■ TASK DESCRIPTION ■
All lines holding the string "данного" are to be shown.

■ EXERCISE INPUTS ■
────────────────────

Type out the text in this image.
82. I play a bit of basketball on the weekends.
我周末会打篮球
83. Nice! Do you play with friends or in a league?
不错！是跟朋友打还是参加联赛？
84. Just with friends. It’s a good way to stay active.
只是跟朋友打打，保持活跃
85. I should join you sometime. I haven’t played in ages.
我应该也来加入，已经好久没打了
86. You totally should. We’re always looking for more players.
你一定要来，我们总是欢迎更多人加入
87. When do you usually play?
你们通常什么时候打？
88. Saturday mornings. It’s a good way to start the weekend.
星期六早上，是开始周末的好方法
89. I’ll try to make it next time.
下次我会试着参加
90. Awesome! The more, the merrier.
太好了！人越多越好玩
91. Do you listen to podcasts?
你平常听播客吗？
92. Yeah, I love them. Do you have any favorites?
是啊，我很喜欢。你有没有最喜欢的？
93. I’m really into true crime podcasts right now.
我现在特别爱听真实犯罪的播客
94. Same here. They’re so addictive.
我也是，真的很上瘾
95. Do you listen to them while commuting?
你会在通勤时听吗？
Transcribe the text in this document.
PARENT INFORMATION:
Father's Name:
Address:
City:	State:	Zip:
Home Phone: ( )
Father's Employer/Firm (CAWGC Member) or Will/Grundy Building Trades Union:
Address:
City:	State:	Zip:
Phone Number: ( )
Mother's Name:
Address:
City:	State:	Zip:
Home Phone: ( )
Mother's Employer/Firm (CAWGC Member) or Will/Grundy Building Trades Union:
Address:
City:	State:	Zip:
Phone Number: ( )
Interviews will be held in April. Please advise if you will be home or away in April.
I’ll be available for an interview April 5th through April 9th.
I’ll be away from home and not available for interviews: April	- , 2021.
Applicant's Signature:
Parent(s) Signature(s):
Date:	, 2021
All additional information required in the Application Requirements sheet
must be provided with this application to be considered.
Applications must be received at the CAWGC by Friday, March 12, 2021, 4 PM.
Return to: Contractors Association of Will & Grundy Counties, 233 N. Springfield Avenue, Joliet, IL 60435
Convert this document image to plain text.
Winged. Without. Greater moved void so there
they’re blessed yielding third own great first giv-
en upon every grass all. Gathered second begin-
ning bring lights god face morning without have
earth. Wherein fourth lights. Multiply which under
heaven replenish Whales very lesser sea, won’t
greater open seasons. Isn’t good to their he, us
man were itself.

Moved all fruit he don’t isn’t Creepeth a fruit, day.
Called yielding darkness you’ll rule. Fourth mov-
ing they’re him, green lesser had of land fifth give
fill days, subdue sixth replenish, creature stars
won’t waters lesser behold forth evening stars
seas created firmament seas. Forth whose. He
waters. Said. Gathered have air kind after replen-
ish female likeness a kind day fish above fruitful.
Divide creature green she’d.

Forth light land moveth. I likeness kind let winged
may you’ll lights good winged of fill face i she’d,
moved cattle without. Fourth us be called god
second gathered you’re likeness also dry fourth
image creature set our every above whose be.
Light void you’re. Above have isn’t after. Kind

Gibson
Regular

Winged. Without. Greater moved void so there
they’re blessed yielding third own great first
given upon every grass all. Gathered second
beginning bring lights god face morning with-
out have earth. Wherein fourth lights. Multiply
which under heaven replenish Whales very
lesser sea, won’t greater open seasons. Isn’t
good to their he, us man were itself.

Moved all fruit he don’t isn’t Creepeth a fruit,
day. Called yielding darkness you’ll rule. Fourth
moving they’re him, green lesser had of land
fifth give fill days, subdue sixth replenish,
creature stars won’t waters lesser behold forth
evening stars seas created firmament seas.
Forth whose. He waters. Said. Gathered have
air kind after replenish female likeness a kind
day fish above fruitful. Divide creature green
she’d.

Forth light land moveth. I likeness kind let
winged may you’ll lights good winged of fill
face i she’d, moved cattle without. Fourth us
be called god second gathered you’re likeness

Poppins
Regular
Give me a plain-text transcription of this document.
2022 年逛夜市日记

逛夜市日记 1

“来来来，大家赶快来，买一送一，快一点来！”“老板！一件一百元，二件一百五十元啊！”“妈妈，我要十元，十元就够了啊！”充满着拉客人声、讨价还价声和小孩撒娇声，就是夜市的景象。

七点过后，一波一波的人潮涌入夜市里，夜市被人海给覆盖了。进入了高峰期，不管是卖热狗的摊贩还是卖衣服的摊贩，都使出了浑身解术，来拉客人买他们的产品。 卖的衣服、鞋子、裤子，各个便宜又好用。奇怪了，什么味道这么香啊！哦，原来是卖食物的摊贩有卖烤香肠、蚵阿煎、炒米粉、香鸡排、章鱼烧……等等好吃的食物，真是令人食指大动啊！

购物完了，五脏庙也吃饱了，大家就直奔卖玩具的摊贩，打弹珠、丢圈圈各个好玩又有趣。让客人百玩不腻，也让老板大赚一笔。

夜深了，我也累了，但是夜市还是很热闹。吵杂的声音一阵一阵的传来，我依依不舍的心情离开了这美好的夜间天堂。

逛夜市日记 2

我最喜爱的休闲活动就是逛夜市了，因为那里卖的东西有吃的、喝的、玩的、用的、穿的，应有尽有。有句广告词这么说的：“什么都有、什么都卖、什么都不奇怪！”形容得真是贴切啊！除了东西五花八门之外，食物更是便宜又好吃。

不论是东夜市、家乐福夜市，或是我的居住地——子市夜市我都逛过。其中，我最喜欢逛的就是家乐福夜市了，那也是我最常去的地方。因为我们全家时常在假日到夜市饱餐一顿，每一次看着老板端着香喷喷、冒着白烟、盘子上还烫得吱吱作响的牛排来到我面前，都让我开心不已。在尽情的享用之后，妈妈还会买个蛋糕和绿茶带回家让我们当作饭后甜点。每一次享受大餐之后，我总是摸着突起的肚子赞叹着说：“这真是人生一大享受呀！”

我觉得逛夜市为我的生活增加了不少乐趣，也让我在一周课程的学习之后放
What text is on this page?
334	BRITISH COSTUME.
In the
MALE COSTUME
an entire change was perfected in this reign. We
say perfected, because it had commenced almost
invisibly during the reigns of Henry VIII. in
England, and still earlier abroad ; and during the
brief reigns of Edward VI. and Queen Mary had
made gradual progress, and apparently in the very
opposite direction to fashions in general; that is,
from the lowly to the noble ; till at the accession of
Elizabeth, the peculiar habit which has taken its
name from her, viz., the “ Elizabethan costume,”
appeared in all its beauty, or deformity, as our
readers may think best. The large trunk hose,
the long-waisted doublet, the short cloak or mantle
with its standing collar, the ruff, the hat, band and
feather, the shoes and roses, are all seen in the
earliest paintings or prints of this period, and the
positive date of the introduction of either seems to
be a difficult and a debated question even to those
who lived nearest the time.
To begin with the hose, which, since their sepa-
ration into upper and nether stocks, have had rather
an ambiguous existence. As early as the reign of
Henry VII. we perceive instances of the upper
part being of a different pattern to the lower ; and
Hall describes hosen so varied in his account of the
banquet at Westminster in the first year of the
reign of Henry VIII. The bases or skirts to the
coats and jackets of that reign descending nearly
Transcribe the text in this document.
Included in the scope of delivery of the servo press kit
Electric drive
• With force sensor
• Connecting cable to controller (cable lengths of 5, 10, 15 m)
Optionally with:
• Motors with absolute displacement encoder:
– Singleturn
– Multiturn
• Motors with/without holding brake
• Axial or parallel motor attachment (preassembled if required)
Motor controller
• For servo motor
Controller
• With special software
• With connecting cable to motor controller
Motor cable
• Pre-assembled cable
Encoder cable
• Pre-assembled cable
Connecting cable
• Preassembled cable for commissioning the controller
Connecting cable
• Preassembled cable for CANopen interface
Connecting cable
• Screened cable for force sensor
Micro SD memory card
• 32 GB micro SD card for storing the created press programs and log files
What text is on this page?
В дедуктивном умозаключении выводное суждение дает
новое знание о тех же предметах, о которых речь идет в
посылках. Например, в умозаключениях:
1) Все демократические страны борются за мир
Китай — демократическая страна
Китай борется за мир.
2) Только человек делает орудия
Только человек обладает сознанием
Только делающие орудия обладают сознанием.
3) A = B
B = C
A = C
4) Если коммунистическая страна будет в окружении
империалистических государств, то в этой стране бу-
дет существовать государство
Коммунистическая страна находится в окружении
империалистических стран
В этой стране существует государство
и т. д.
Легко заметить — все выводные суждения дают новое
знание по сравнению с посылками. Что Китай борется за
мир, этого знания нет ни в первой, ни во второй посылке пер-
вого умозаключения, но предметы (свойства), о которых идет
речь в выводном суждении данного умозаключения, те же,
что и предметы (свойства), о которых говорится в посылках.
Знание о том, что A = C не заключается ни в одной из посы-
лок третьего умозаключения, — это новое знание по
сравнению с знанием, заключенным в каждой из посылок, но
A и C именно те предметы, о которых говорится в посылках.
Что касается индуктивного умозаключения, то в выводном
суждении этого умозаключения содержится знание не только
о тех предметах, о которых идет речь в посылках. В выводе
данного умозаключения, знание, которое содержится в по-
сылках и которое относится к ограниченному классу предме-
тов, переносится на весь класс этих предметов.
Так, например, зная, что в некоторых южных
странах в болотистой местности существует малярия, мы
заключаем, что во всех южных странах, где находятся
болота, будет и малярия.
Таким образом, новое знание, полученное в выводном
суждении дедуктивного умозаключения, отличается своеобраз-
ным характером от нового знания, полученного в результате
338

────────────────────

■ SOLUTION FOR THIS EXERCISE ■
речь в выводном суждении данного умозаключения, те же,
данного умозаключения, знание, которое содержится в по-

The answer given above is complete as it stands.